WRITTEN PROBLEM: Go through the data below. Pull out every line that has the word "Patrząc".

INPUT MATERIAL:
----------------------------------------
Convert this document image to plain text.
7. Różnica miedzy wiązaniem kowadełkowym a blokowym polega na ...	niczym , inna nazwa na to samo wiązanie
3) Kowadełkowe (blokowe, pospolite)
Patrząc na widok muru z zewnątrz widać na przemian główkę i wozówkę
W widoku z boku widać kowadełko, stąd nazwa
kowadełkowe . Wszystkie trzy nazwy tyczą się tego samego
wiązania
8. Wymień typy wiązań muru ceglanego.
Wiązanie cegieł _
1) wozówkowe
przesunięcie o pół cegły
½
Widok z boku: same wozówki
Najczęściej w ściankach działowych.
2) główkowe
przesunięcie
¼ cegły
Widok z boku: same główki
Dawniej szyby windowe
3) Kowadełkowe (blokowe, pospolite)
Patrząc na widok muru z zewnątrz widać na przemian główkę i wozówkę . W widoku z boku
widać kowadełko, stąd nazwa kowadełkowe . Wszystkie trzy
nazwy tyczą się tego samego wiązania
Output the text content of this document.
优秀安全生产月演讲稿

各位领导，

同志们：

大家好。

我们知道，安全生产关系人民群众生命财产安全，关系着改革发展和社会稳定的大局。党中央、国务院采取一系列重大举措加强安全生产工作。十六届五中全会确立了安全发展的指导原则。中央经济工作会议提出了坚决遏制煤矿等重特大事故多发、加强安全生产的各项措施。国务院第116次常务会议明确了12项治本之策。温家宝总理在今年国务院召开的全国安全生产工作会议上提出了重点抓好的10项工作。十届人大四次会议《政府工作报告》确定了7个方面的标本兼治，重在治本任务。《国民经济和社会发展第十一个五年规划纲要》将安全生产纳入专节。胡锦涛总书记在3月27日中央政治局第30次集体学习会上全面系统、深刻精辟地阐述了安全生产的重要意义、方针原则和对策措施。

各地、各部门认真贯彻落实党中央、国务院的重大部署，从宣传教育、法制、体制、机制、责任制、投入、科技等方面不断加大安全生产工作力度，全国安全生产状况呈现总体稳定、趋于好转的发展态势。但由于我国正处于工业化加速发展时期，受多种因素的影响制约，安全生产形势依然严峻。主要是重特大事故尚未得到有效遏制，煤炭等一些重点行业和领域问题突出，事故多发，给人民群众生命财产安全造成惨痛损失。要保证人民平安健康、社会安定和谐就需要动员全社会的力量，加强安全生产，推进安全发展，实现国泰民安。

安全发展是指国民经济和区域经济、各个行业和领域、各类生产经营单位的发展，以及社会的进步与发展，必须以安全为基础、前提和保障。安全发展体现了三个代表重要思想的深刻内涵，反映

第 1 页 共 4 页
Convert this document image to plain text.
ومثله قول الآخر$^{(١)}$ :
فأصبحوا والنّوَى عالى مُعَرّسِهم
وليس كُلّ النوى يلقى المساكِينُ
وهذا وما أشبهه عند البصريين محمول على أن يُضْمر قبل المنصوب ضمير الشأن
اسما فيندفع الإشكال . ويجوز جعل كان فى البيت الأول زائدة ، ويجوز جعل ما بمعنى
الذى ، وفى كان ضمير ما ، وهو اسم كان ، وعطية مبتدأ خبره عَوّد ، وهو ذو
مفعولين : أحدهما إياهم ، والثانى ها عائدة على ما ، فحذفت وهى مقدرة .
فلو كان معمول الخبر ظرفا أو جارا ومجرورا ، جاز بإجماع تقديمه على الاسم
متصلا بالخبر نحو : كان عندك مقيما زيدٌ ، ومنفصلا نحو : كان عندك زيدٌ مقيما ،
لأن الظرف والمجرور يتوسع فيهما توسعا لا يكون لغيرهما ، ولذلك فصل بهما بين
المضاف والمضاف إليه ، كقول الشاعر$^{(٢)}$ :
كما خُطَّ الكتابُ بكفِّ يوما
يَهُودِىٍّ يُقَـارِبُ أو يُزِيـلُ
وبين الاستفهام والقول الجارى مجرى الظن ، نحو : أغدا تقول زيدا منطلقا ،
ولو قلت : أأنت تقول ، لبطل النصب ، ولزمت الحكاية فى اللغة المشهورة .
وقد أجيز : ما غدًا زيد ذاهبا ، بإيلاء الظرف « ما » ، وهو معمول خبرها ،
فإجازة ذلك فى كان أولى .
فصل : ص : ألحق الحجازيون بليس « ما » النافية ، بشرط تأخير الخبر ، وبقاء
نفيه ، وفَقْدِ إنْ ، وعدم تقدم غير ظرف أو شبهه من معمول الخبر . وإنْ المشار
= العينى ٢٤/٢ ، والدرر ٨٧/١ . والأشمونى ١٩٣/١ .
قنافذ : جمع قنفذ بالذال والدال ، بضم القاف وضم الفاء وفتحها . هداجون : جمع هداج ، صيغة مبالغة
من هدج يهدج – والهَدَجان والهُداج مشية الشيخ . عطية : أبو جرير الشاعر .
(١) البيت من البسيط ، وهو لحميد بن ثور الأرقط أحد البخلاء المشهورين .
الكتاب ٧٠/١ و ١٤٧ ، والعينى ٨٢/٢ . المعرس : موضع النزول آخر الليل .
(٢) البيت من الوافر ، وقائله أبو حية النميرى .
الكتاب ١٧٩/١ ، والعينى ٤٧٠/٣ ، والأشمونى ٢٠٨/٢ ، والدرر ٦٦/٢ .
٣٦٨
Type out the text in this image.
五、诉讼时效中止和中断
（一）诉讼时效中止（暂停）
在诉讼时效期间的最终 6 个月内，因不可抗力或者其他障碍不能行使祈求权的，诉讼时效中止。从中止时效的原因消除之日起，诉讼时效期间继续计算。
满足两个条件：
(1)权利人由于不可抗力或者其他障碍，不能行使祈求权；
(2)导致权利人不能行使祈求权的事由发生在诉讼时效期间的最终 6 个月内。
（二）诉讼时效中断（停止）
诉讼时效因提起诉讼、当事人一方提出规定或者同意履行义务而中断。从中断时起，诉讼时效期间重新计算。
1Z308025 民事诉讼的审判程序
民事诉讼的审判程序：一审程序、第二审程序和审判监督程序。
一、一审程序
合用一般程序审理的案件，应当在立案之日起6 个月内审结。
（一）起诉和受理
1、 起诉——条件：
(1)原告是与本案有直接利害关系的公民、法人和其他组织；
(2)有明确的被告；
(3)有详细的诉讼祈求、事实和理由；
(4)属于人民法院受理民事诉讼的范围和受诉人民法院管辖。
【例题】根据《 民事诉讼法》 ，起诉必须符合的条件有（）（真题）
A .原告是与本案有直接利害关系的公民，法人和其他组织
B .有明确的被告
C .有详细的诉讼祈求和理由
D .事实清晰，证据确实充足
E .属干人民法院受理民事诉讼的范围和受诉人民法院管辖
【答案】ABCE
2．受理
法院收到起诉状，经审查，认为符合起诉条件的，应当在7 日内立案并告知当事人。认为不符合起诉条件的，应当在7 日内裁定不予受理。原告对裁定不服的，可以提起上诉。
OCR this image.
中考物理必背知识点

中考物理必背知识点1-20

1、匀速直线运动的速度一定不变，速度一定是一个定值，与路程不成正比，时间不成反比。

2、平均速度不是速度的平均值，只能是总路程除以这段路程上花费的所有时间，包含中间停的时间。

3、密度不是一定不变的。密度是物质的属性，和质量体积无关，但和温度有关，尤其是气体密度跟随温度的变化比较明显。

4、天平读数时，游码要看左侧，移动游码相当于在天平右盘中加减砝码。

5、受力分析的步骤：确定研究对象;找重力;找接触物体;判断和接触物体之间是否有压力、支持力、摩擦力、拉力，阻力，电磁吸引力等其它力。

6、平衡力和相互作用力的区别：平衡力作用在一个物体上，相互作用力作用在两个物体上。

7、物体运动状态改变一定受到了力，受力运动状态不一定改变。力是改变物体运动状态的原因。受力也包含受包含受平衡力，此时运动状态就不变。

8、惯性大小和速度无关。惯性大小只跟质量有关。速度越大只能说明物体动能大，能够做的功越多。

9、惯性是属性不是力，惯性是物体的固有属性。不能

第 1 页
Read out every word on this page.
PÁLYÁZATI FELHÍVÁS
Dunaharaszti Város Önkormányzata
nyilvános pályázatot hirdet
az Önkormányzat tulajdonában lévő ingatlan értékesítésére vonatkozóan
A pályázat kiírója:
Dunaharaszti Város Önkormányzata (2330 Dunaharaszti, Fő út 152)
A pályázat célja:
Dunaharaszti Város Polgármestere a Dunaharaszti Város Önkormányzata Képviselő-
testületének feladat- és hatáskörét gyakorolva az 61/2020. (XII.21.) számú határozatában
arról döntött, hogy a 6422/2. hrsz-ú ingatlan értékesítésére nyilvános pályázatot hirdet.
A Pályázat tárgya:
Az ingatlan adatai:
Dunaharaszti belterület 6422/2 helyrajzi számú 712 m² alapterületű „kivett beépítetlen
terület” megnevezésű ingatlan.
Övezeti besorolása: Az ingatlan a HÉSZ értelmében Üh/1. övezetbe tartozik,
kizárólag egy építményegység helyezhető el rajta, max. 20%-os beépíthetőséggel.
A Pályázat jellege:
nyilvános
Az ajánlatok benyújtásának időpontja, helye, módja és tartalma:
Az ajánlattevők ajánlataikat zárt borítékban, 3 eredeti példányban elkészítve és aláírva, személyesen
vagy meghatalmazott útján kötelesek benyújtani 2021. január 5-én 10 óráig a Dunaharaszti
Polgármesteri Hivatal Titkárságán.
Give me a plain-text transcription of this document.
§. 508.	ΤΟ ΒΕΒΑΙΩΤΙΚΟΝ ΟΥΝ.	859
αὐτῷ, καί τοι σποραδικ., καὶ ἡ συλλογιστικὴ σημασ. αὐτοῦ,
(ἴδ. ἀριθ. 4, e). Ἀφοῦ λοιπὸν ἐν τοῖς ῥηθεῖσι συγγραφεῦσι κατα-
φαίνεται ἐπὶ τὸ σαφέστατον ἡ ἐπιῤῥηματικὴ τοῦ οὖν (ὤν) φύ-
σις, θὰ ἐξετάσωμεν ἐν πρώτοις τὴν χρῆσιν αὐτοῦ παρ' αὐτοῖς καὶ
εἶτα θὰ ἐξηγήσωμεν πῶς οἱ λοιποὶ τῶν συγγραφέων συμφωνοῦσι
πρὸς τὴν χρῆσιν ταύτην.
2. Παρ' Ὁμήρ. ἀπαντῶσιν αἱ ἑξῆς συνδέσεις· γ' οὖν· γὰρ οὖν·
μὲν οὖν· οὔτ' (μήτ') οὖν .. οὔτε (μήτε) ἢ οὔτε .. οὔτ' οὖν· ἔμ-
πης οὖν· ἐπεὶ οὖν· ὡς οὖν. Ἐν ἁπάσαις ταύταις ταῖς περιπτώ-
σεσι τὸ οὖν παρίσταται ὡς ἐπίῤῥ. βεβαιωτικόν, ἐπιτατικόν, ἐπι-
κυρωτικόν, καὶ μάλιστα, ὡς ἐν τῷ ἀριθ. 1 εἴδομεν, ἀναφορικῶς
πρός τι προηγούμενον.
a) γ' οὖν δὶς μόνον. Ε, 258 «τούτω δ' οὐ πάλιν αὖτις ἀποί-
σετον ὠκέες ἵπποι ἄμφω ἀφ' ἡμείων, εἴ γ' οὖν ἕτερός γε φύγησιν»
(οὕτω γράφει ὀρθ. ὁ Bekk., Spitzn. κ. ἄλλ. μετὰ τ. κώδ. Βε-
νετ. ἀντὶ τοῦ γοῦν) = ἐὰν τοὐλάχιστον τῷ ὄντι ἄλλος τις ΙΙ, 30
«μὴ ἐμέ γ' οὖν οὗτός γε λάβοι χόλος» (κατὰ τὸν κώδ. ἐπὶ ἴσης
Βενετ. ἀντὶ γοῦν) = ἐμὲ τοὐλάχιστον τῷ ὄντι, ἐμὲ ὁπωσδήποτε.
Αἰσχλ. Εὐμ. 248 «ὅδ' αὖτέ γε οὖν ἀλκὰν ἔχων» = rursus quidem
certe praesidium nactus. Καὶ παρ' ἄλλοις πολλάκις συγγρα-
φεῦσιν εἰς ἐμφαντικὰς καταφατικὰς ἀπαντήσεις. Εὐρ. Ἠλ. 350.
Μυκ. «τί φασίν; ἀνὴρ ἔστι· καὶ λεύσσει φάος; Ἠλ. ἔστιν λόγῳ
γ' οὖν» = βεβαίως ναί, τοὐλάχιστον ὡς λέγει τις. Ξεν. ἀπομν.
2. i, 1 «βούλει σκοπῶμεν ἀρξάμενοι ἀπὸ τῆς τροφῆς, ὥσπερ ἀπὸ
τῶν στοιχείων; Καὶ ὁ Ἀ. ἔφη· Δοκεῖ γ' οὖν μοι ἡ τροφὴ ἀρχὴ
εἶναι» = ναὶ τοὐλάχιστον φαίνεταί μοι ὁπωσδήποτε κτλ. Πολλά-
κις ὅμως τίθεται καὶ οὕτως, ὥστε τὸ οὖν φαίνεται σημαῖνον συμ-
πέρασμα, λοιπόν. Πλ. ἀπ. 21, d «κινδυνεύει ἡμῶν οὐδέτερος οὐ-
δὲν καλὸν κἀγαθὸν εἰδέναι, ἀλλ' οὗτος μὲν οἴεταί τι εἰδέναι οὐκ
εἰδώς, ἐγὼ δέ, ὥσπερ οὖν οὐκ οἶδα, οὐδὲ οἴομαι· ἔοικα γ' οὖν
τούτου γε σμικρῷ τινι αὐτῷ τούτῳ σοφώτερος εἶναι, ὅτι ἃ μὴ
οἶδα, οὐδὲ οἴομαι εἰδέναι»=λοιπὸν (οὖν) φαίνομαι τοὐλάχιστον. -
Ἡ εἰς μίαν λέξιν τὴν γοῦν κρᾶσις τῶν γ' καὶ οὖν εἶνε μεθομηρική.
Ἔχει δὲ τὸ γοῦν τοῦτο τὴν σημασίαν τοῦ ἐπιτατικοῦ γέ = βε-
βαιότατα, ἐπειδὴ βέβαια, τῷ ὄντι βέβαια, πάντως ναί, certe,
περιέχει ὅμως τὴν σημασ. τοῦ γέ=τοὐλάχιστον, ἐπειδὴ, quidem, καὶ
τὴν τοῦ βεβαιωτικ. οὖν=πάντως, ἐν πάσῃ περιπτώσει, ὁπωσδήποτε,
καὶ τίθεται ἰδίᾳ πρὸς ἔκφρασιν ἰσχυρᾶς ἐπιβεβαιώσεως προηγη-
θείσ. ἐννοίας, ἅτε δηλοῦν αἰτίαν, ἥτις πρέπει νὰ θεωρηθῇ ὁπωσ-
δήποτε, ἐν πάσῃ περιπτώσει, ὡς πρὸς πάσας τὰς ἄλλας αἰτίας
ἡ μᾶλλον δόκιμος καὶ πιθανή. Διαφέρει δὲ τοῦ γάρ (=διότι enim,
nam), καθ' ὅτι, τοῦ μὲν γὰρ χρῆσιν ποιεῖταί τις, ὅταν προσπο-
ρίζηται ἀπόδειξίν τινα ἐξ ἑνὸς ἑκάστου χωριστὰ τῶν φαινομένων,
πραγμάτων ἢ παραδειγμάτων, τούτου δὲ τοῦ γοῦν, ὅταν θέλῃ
----------------------------------------
THE RESULT:
Patrząc na widok muru z zewnątrz widać na przemian główkę i wozówkę
Patrząc na widok muru z zewnątrz widać na przemian główkę i wozówkę . W widoku z boku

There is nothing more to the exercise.